> [Saved data entries]:
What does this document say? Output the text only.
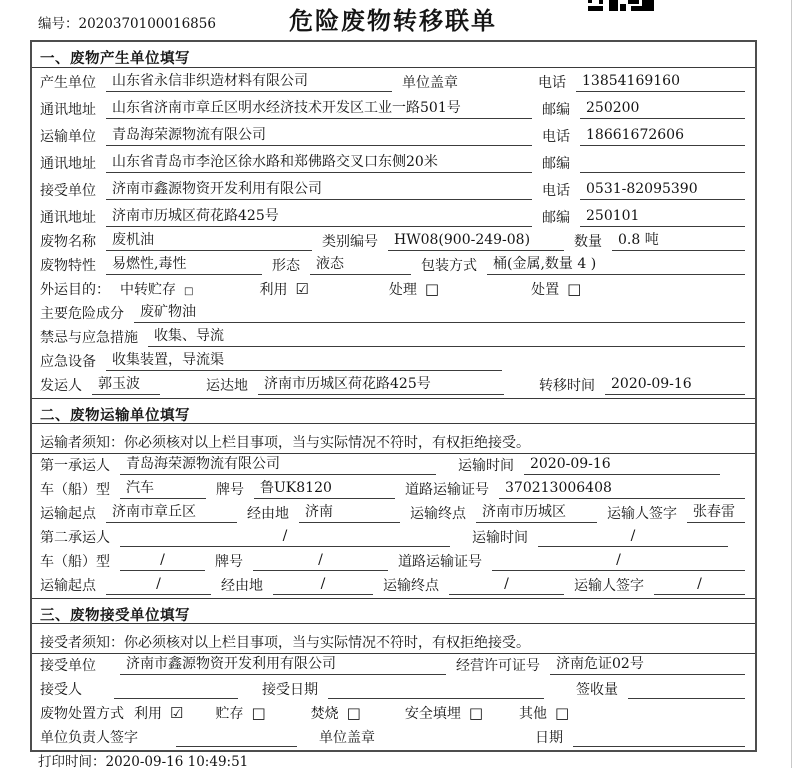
编号：2020370100016856	危险废物转移联单
一、废物产生单位填写
产生单位	山东省永信非织造材料有限公司	单位盖章	电话	13854169160
通讯地址	山东省济南市章丘区明水经济技术开发区工业一路501号	邮编	250200
运输单位	青岛海荣源物流有限公司	电话	18661672606
通讯地址	山东省青岛市李沧区徐水路和郑佛路交叉口东侧20米	邮编
接受单位	济南市鑫源物资开发利用有限公司	电话	0531-82095390
通讯地址	济南市历城区荷花路425号	邮编	250101
废物名称	废机油	类别编号	HW08(900-249-08)	数量	0.8 吨
废物特性	易燃性,毒性	形态	液态	包装方式	桶(金属,数量 4 )
外运目的： 中转贮存 □	利用 ☑	处理 □	处置 □
主要危险成分	废矿物油
禁忌与应急措施	收集、导流
应急设备	收集装置，导流渠
发运人	郭玉波	运达地	济南市历城区荷花路425号	转移时间	2020-09-16
二、废物运输单位填写
运输者须知：你必须核对以上栏目事项，当与实际情况不符时，有权拒绝接受。
第一承运人	青岛海荣源物流有限公司	运输时间	2020-09-16
车（船）型	汽车	牌号	鲁UK8120	道路运输证号	370213006408
运输起点	济南市章丘区	经由地	济南	运输终点	济南市历城区	运输人签字	张春雷
第二承运人	/	运输时间	/
车（船）型	/	牌号	/	道路运输证号	/
运输起点	/	经由地	/	运输终点	/	运输人签字	/
三、废物接受单位填写
接受者须知：你必须核对以上栏目事项，当与实际情况不符时，有权拒绝接受。
接受单位	济南市鑫源物资开发利用有限公司	经营许可证号	济南危证02号
接受人	接受日期	签收量
废物处置方式 利用 ☑ 贮存 □	焚烧 □	安全填埋 □	其他 □
单位负责人签字	单位盖章	日期
打印时间：2020-09-16 10:49:51
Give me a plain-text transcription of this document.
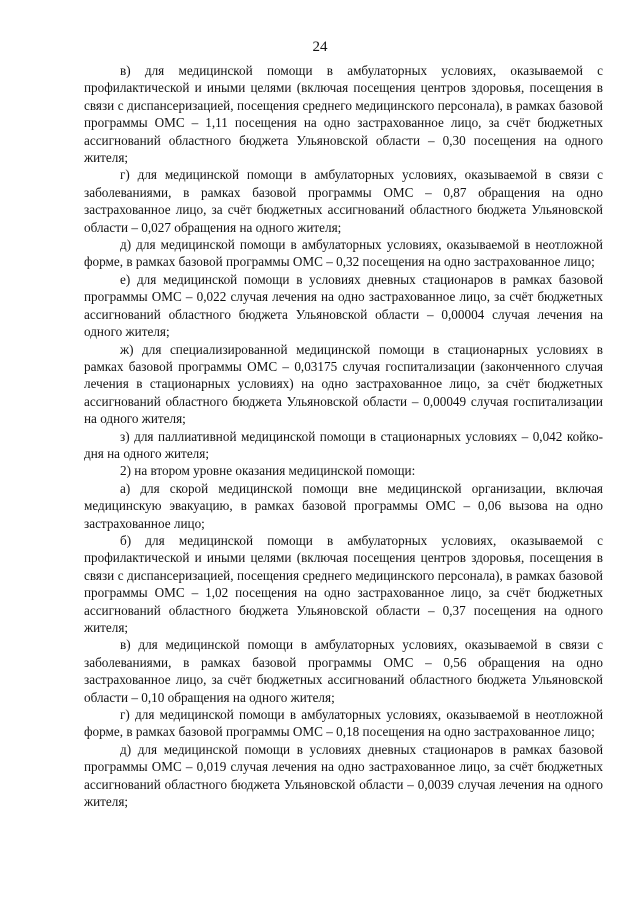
24

в) для медицинской помощи в амбулаторных условиях, оказываемой с профилактической и иными целями (включая посещения центров здоровья, посещения в связи с диспансеризацией, посещения среднего медицинского персонала), в рамках базовой программы ОМС – 1,11 посещения на одно застрахованное лицо, за счёт бюджетных ассигнований областного бюджета Ульяновской области – 0,30 посещения на одного жителя;

г) для медицинской помощи в амбулаторных условиях, оказываемой в связи с заболеваниями, в рамках базовой программы ОМС – 0,87 обращения на одно застрахованное лицо, за счёт бюджетных ассигнований областного бюджета Ульяновской области – 0,027 обращения на одного жителя;

д) для медицинской помощи в амбулаторных условиях, оказываемой в неотложной форме, в рамках базовой программы ОМС – 0,32 посещения на одно застрахованное лицо;

е) для медицинской помощи в условиях дневных стационаров в рамках базовой программы ОМС – 0,022 случая лечения на одно застрахованное лицо, за счёт бюджетных ассигнований областного бюджета Ульяновской области – 0,00004 случая лечения на одного жителя;

ж) для специализированной медицинской помощи в стационарных условиях в рамках базовой программы ОМС – 0,03175 случая госпитализации (законченного случая лечения в стационарных условиях) на одно застрахованное лицо, за счёт бюджетных ассигнований областного бюджета Ульяновской области – 0,00049 случая госпитализации на одного жителя;

з) для паллиативной медицинской помощи в стационарных условиях – 0,042 койко-дня на одного жителя;

2) на втором уровне оказания медицинской помощи:

а) для скорой медицинской помощи вне медицинской организации, включая медицинскую эвакуацию, в рамках базовой программы ОМС – 0,06 вызова на одно застрахованное лицо;

б) для медицинской помощи в амбулаторных условиях, оказываемой с профилактической и иными целями (включая посещения центров здоровья, посещения в связи с диспансеризацией, посещения среднего медицинского персонала), в рамках базовой программы ОМС – 1,02 посещения на одно застрахованное лицо, за счёт бюджетных ассигнований областного бюджета Ульяновской области – 0,37 посещения на одного жителя;

в) для медицинской помощи в амбулаторных условиях, оказываемой в связи с заболеваниями, в рамках базовой программы ОМС – 0,56 обращения на одно застрахованное лицо, за счёт бюджетных ассигнований областного бюджета Ульяновской области – 0,10 обращения на одного жителя;

г) для медицинской помощи в амбулаторных условиях, оказываемой в неотложной форме, в рамках базовой программы ОМС – 0,18 посещения на одно застрахованное лицо;

д) для медицинской помощи в условиях дневных стационаров в рамках базовой программы ОМС – 0,019 случая лечения на одно застрахованное лицо, за счёт бюджетных ассигнований областного бюджета Ульяновской области – 0,0039 случая лечения на одного жителя;
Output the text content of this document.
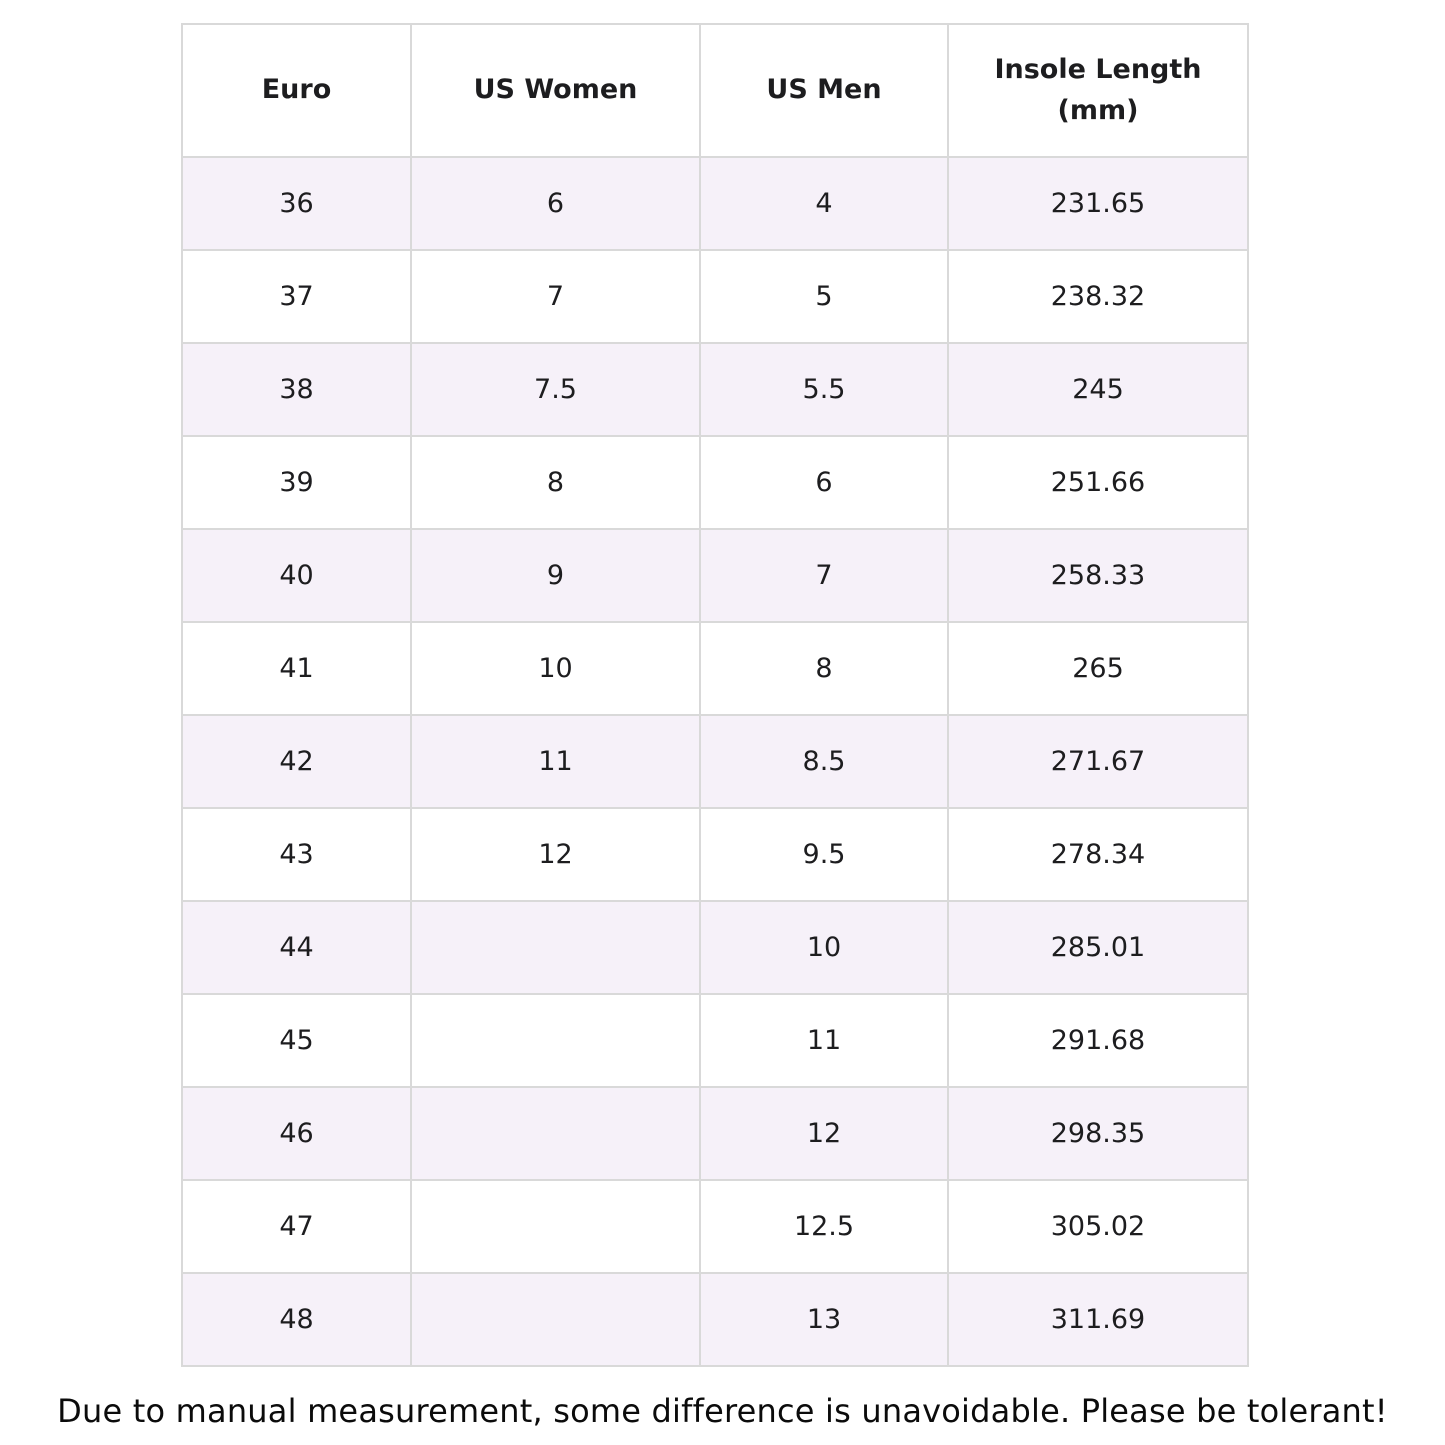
Euro	US Women	US Men	Insole Length
(mm)
36	6	4	231.65
37	7	5	238.32
38	7.5	5.5	245
39	8	6	251.66
40	9	7	258.33
41	10	8	265
42	11	8.5	271.67
43	12	9.5	278.34
44		10	285.01
45		11	291.68
46		12	298.35
47		12.5	305.02
48		13	311.69
Due to manual measurement, some difference is unavoidable. Please be tolerant!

> [WORK INSTRUCTIONS]:
Copy verbatim the span that begins at the line containing "Output the text content of this document." and ends at the last line of the material, inclusive of both; exclude pictures.

> [OUTPUT OF THE EXERCISE]:
Output the text content of this document.
Euro	US Women	US Men	Insole Length
(mm)
36	6	4	231.65
37	7	5	238.32
38	7.5	5.5	245
39	8	6	251.66
40	9	7	258.33
41	10	8	265
42	11	8.5	271.67
43	12	9.5	278.34
44		10	285.01
45		11	291.68
46		12	298.35
47		12.5	305.02
48		13	311.69
Due to manual measurement, some difference is unavoidable. Please be tolerant!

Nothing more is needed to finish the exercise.